• [DATASET ROWS]

----------------------------------------

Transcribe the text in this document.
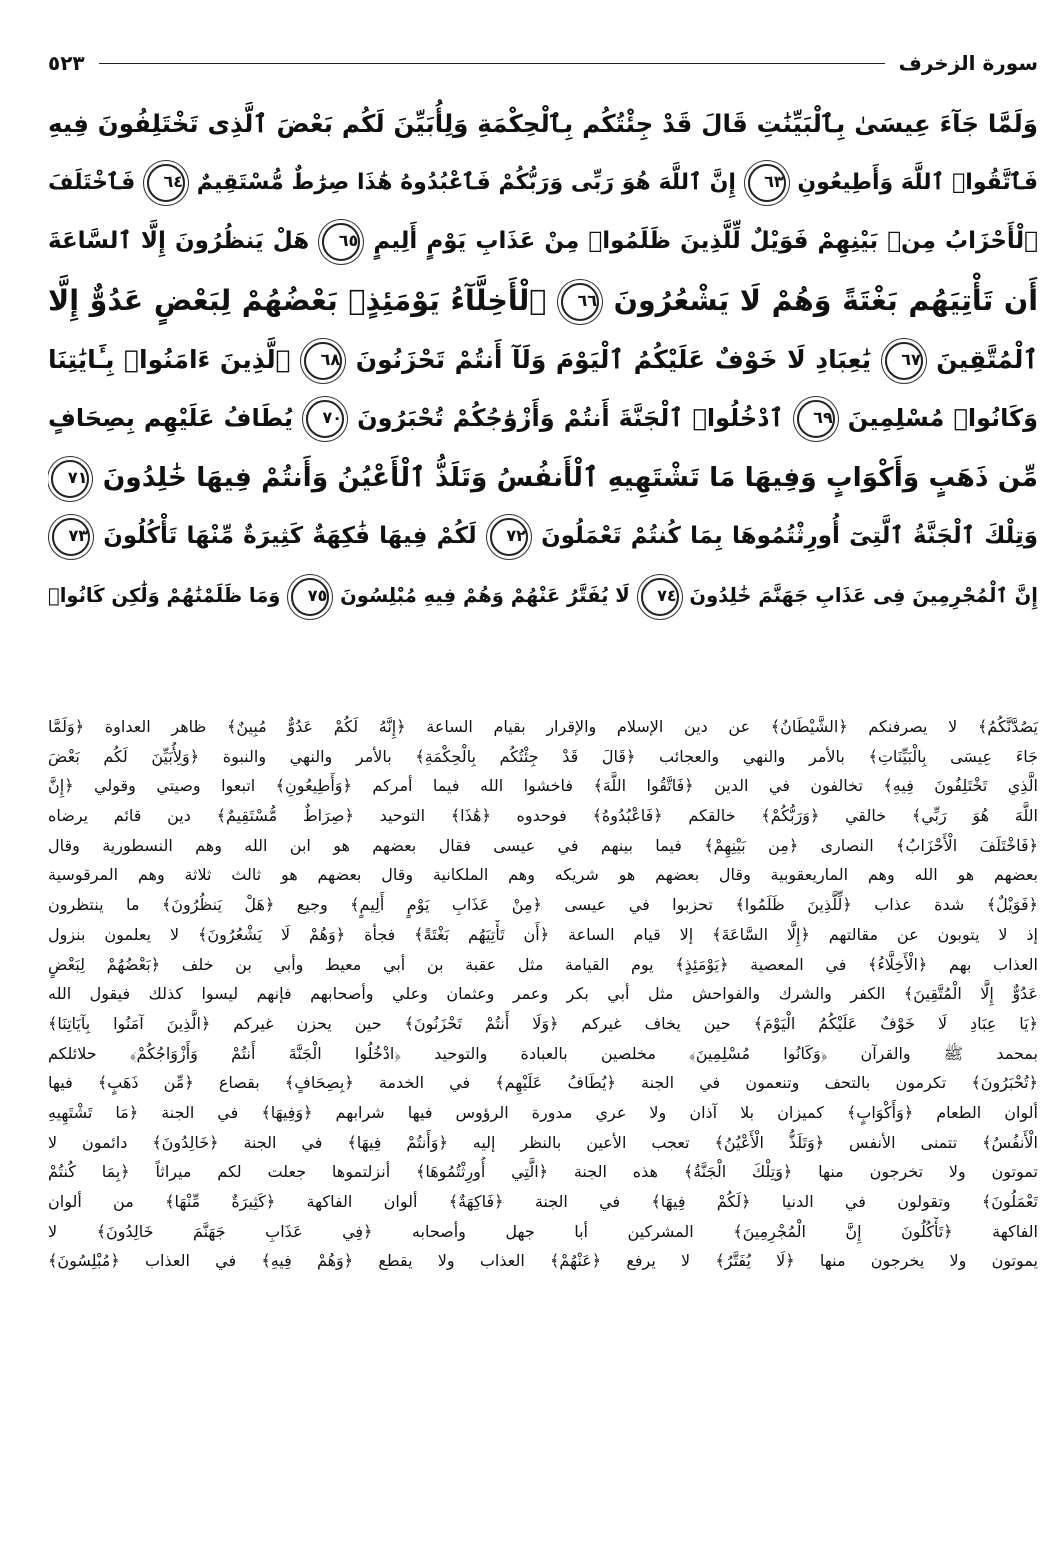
سورة الزخرف
٥٢٣
وَلَمَّا جَآءَ عِيسَىٰ بِٱلْبَيِّنَٰتِ قَالَ قَدْ جِئْتُكُم بِٱلْحِكْمَةِ وَلِأُبَيِّنَ لَكُم بَعْضَ ٱلَّذِى تَخْتَلِفُونَ فِيهِ
فَٱتَّقُوا۟ ٱللَّهَ وَأَطِيعُونِ ٦٣ إِنَّ ٱللَّهَ هُوَ رَبِّى وَرَبُّكُمْ فَٱعْبُدُوهُ هَٰذَا صِرَٰطٌ مُّسْتَقِيمٌ ٦٤ فَٱخْتَلَفَ
ٱلْأَحْزَابُ مِنۢ بَيْنِهِمْ فَوَيْلٌ لِّلَّذِينَ ظَلَمُوا۟ مِنْ عَذَابِ يَوْمٍ أَلِيمٍ ٦٥ هَلْ يَنظُرُونَ إِلَّا ٱلسَّاعَةَ
أَن تَأْتِيَهُم بَغْتَةً وَهُمْ لَا يَشْعُرُونَ ٦٦ ٱلْأَخِلَّآءُ يَوْمَئِذٍۭ بَعْضُهُمْ لِبَعْضٍ عَدُوٌّ إِلَّا
ٱلْمُتَّقِينَ ٦٧ يَٰعِبَادِ لَا خَوْفٌ عَلَيْكُمُ ٱلْيَوْمَ وَلَآ أَنتُمْ تَحْزَنُونَ ٦٨ ٱلَّذِينَ ءَامَنُوا۟ بِـَٔايَٰتِنَا
وَكَانُوا۟ مُسْلِمِينَ ٦٩ ٱدْخُلُوا۟ ٱلْجَنَّةَ أَنتُمْ وَأَزْوَٰجُكُمْ تُحْبَرُونَ ٧٠ يُطَافُ عَلَيْهِم بِصِحَافٍ
مِّن ذَهَبٍ وَأَكْوَابٍ وَفِيهَا مَا تَشْتَهِيهِ ٱلْأَنفُسُ وَتَلَذُّ ٱلْأَعْيُنُ وَأَنتُمْ فِيهَا خَٰلِدُونَ ٧١
وَتِلْكَ ٱلْجَنَّةُ ٱلَّتِىٓ أُورِثْتُمُوهَا بِمَا كُنتُمْ تَعْمَلُونَ ٧٢ لَكُمْ فِيهَا فَٰكِهَةٌ كَثِيرَةٌ مِّنْهَا تَأْكُلُونَ ٧٣
إِنَّ ٱلْمُجْرِمِينَ فِى عَذَابِ جَهَنَّمَ خَٰلِدُونَ ٧٤ لَا يُفَتَّرُ عَنْهُمْ وَهُمْ فِيهِ مُبْلِسُونَ ٧٥ وَمَا ظَلَمْنَٰهُمْ وَلَٰكِن كَانُوا۟
يَصُدَّنَّكُمُ﴾ لا يصرفنكم ﴿الشَّيْطَانُ﴾ عن دين الإسلام والإقرار بقيام الساعة ﴿إِنَّهُ لَكُمْ عَدُوٌّ مُبِينٌ﴾ ظاهر العداوة ﴿وَلَمَّا
جَاءَ عِيسَى بِالْبَيِّنَاتِ﴾ بالأمر والنهي والعجائب ﴿قَالَ قَدْ جِئْتُكُم بِالْحِكْمَةِ﴾ بالأمر والنهي والنبوة ﴿وَلِأُبَيِّنَ لَكُم بَعْضَ
الَّذِي تَخْتَلِفُونَ فِيهِ﴾ تخالفون في الدين ﴿فَاتَّقُوا اللَّهَ﴾ فاخشوا الله فيما أمركم ﴿وَأَطِيعُونِ﴾ اتبعوا وصيتي وقولي ﴿إِنَّ
اللَّهَ هُوَ رَبِّي﴾ خالقي ﴿وَرَبُّكُمْ﴾ خالقكم ﴿فَاعْبُدُوهُ﴾ فوحدوه ﴿هَٰذَا﴾ التوحيد ﴿صِرَاطٌ مُّسْتَقِيمٌ﴾ دين قائم يرضاه
﴿فَاخْتَلَفَ الْأَحْزَابُ﴾ النصارى ﴿مِن بَيْنِهِمْ﴾ فيما بينهم في عيسى فقال بعضهم هو ابن الله وهم النسطورية وقال
بعضهم هو الله وهم الماريعقوبية وقال بعضهم هو شريكه وهم الملكانية وقال بعضهم هو ثالث ثلاثة وهم المرقوسية
﴿فَوَيْلٌ﴾ شدة عذاب ﴿لِّلَّذِينَ ظَلَمُوا﴾ تحزبوا في عيسى ﴿مِنْ عَذَابِ يَوْمٍ أَلِيمٍ﴾ وجيع ﴿هَلْ يَنظُرُونَ﴾ ما ينتظرون
إذ لا يتوبون عن مقالتهم ﴿إِلَّا السَّاعَةَ﴾ إلا قيام الساعة ﴿أَن تَأْتِيَهُم بَغْتَةً﴾ فجأة ﴿وَهُمْ لَا يَشْعُرُونَ﴾ لا يعلمون بنزول
العذاب بهم ﴿الْأَخِلَّاءُ﴾ في المعصية ﴿يَوْمَئِذٍ﴾ يوم القيامة مثل عقبة بن أبي معيط وأبي بن خلف ﴿بَعْضُهُمْ لِبَعْضٍ
عَدُوٌّ إِلَّا الْمُتَّقِينَ﴾ الكفر والشرك والفواحش مثل أبي بكر وعمر وعثمان وعلي وأصحابهم فإنهم ليسوا كذلك فيقول الله
﴿يَا عِبَادِ لَا خَوْفٌ عَلَيْكُمُ الْيَوْمَ﴾ حين يخاف غيركم ﴿وَلَا أَنتُمْ تَحْزَنُونَ﴾ حين يحزن غيركم ﴿الَّذِينَ آمَنُوا بِآيَاتِنَا﴾
بمحمد ﷺ والقرآن ﴿وَكَانُوا مُسْلِمِينَ﴾ مخلصين بالعبادة والتوحيد ﴿ادْخُلُوا الْجَنَّةَ أَنتُمْ وَأَزْوَاجُكُمْ﴾ حلائلكم
﴿تُحْبَرُونَ﴾ تكرمون بالتحف وتنعمون في الجنة ﴿يُطَافُ عَلَيْهِم﴾ في الخدمة ﴿بِصِحَافٍ﴾ بقصاع ﴿مِّن ذَهَبٍ﴾ فيها
ألوان الطعام ﴿وَأَكْوَابٍ﴾ كميزان بلا آذان ولا عري مدورة الرؤوس فيها شرابهم ﴿وَفِيهَا﴾ في الجنة ﴿مَا تَشْتَهِيهِ
الْأَنفُسُ﴾ تتمنى الأنفس ﴿وَتَلَذُّ الْأَعْيُنُ﴾ تعجب الأعين بالنظر إليه ﴿وَأَنتُمْ فِيهَا﴾ في الجنة ﴿خَالِدُونَ﴾ دائمون لا
تموتون ولا تخرجون منها ﴿وَتِلْكَ الْجَنَّةُ﴾ هذه الجنة ﴿الَّتِي أُورِثْتُمُوهَا﴾ أنزلتموها جعلت لكم ميراثاً ﴿بِمَا كُنتُمْ
تَعْمَلُونَ﴾ وتقولون في الدنيا ﴿لَكُمْ فِيهَا﴾ في الجنة ﴿فَاكِهَةٌ﴾ ألوان الفاكهة ﴿كَثِيرَةٌ مِّنْهَا﴾ من ألوان
الفاكهة ﴿تَأْكُلُونَ إِنَّ الْمُجْرِمِينَ﴾ المشركين أبا جهل وأصحابه ﴿فِي عَذَابِ جَهَنَّمَ خَالِدُونَ﴾ لا
يموتون ولا يخرجون منها ﴿لَا يُفَتَّرُ﴾ لا يرفع ﴿عَنْهُمْ﴾ العذاب ولا يقطع ﴿وَهُمْ فِيهِ﴾ في العذاب ﴿مُبْلِسُونَ﴾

----------------------------------------

• [WORK INSTRUCTIONS] Transcribe all the data word for word; the images stay out.

• [EXERCISE SOLUTION]
Transcribe the text in this document.
سورة الزخرف
٥٢٣
وَلَمَّا جَآءَ عِيسَىٰ بِٱلْبَيِّنَٰتِ قَالَ قَدْ جِئْتُكُم بِٱلْحِكْمَةِ وَلِأُبَيِّنَ لَكُم بَعْضَ ٱلَّذِى تَخْتَلِفُونَ فِيهِ
فَٱتَّقُوا۟ ٱللَّهَ وَأَطِيعُونِ ٦٣ إِنَّ ٱللَّهَ هُوَ رَبِّى وَرَبُّكُمْ فَٱعْبُدُوهُ هَٰذَا صِرَٰطٌ مُّسْتَقِيمٌ ٦٤ فَٱخْتَلَفَ
ٱلْأَحْزَابُ مِنۢ بَيْنِهِمْ فَوَيْلٌ لِّلَّذِينَ ظَلَمُوا۟ مِنْ عَذَابِ يَوْمٍ أَلِيمٍ ٦٥ هَلْ يَنظُرُونَ إِلَّا ٱلسَّاعَةَ
أَن تَأْتِيَهُم بَغْتَةً وَهُمْ لَا يَشْعُرُونَ ٦٦ ٱلْأَخِلَّآءُ يَوْمَئِذٍۭ بَعْضُهُمْ لِبَعْضٍ عَدُوٌّ إِلَّا
ٱلْمُتَّقِينَ ٦٧ يَٰعِبَادِ لَا خَوْفٌ عَلَيْكُمُ ٱلْيَوْمَ وَلَآ أَنتُمْ تَحْزَنُونَ ٦٨ ٱلَّذِينَ ءَامَنُوا۟ بِـَٔايَٰتِنَا
وَكَانُوا۟ مُسْلِمِينَ ٦٩ ٱدْخُلُوا۟ ٱلْجَنَّةَ أَنتُمْ وَأَزْوَٰجُكُمْ تُحْبَرُونَ ٧٠ يُطَافُ عَلَيْهِم بِصِحَافٍ
مِّن ذَهَبٍ وَأَكْوَابٍ وَفِيهَا مَا تَشْتَهِيهِ ٱلْأَنفُسُ وَتَلَذُّ ٱلْأَعْيُنُ وَأَنتُمْ فِيهَا خَٰلِدُونَ ٧١
وَتِلْكَ ٱلْجَنَّةُ ٱلَّتِىٓ أُورِثْتُمُوهَا بِمَا كُنتُمْ تَعْمَلُونَ ٧٢ لَكُمْ فِيهَا فَٰكِهَةٌ كَثِيرَةٌ مِّنْهَا تَأْكُلُونَ ٧٣
إِنَّ ٱلْمُجْرِمِينَ فِى عَذَابِ جَهَنَّمَ خَٰلِدُونَ ٧٤ لَا يُفَتَّرُ عَنْهُمْ وَهُمْ فِيهِ مُبْلِسُونَ ٧٥ وَمَا ظَلَمْنَٰهُمْ وَلَٰكِن كَانُوا۟
يَصُدَّنَّكُمُ﴾ لا يصرفنكم ﴿الشَّيْطَانُ﴾ عن دين الإسلام والإقرار بقيام الساعة ﴿إِنَّهُ لَكُمْ عَدُوٌّ مُبِينٌ﴾ ظاهر العداوة ﴿وَلَمَّا
جَاءَ عِيسَى بِالْبَيِّنَاتِ﴾ بالأمر والنهي والعجائب ﴿قَالَ قَدْ جِئْتُكُم بِالْحِكْمَةِ﴾ بالأمر والنهي والنبوة ﴿وَلِأُبَيِّنَ لَكُم بَعْضَ
الَّذِي تَخْتَلِفُونَ فِيهِ﴾ تخالفون في الدين ﴿فَاتَّقُوا اللَّهَ﴾ فاخشوا الله فيما أمركم ﴿وَأَطِيعُونِ﴾ اتبعوا وصيتي وقولي ﴿إِنَّ
اللَّهَ هُوَ رَبِّي﴾ خالقي ﴿وَرَبُّكُمْ﴾ خالقكم ﴿فَاعْبُدُوهُ﴾ فوحدوه ﴿هَٰذَا﴾ التوحيد ﴿صِرَاطٌ مُّسْتَقِيمٌ﴾ دين قائم يرضاه
﴿فَاخْتَلَفَ الْأَحْزَابُ﴾ النصارى ﴿مِن بَيْنِهِمْ﴾ فيما بينهم في عيسى فقال بعضهم هو ابن الله وهم النسطورية وقال
بعضهم هو الله وهم الماريعقوبية وقال بعضهم هو شريكه وهم الملكانية وقال بعضهم هو ثالث ثلاثة وهم المرقوسية
﴿فَوَيْلٌ﴾ شدة عذاب ﴿لِّلَّذِينَ ظَلَمُوا﴾ تحزبوا في عيسى ﴿مِنْ عَذَابِ يَوْمٍ أَلِيمٍ﴾ وجيع ﴿هَلْ يَنظُرُونَ﴾ ما ينتظرون
إذ لا يتوبون عن مقالتهم ﴿إِلَّا السَّاعَةَ﴾ إلا قيام الساعة ﴿أَن تَأْتِيَهُم بَغْتَةً﴾ فجأة ﴿وَهُمْ لَا يَشْعُرُونَ﴾ لا يعلمون بنزول
العذاب بهم ﴿الْأَخِلَّاءُ﴾ في المعصية ﴿يَوْمَئِذٍ﴾ يوم القيامة مثل عقبة بن أبي معيط وأبي بن خلف ﴿بَعْضُهُمْ لِبَعْضٍ
عَدُوٌّ إِلَّا الْمُتَّقِينَ﴾ الكفر والشرك والفواحش مثل أبي بكر وعمر وعثمان وعلي وأصحابهم فإنهم ليسوا كذلك فيقول الله
﴿يَا عِبَادِ لَا خَوْفٌ عَلَيْكُمُ الْيَوْمَ﴾ حين يخاف غيركم ﴿وَلَا أَنتُمْ تَحْزَنُونَ﴾ حين يحزن غيركم ﴿الَّذِينَ آمَنُوا بِآيَاتِنَا﴾
بمحمد ﷺ والقرآن ﴿وَكَانُوا مُسْلِمِينَ﴾ مخلصين بالعبادة والتوحيد ﴿ادْخُلُوا الْجَنَّةَ أَنتُمْ وَأَزْوَاجُكُمْ﴾ حلائلكم
﴿تُحْبَرُونَ﴾ تكرمون بالتحف وتنعمون في الجنة ﴿يُطَافُ عَلَيْهِم﴾ في الخدمة ﴿بِصِحَافٍ﴾ بقصاع ﴿مِّن ذَهَبٍ﴾ فيها
ألوان الطعام ﴿وَأَكْوَابٍ﴾ كميزان بلا آذان ولا عري مدورة الرؤوس فيها شرابهم ﴿وَفِيهَا﴾ في الجنة ﴿مَا تَشْتَهِيهِ
الْأَنفُسُ﴾ تتمنى الأنفس ﴿وَتَلَذُّ الْأَعْيُنُ﴾ تعجب الأعين بالنظر إليه ﴿وَأَنتُمْ فِيهَا﴾ في الجنة ﴿خَالِدُونَ﴾ دائمون لا
تموتون ولا تخرجون منها ﴿وَتِلْكَ الْجَنَّةُ﴾ هذه الجنة ﴿الَّتِي أُورِثْتُمُوهَا﴾ أنزلتموها جعلت لكم ميراثاً ﴿بِمَا كُنتُمْ
تَعْمَلُونَ﴾ وتقولون في الدنيا ﴿لَكُمْ فِيهَا﴾ في الجنة ﴿فَاكِهَةٌ﴾ ألوان الفاكهة ﴿كَثِيرَةٌ مِّنْهَا﴾ من ألوان
الفاكهة ﴿تَأْكُلُونَ إِنَّ الْمُجْرِمِينَ﴾ المشركين أبا جهل وأصحابه ﴿فِي عَذَابِ جَهَنَّمَ خَالِدُونَ﴾ لا
يموتون ولا يخرجون منها ﴿لَا يُفَتَّرُ﴾ لا يرفع ﴿عَنْهُمْ﴾ العذاب ولا يقطع ﴿وَهُمْ فِيهِ﴾ في العذاب ﴿مُبْلِسُونَ﴾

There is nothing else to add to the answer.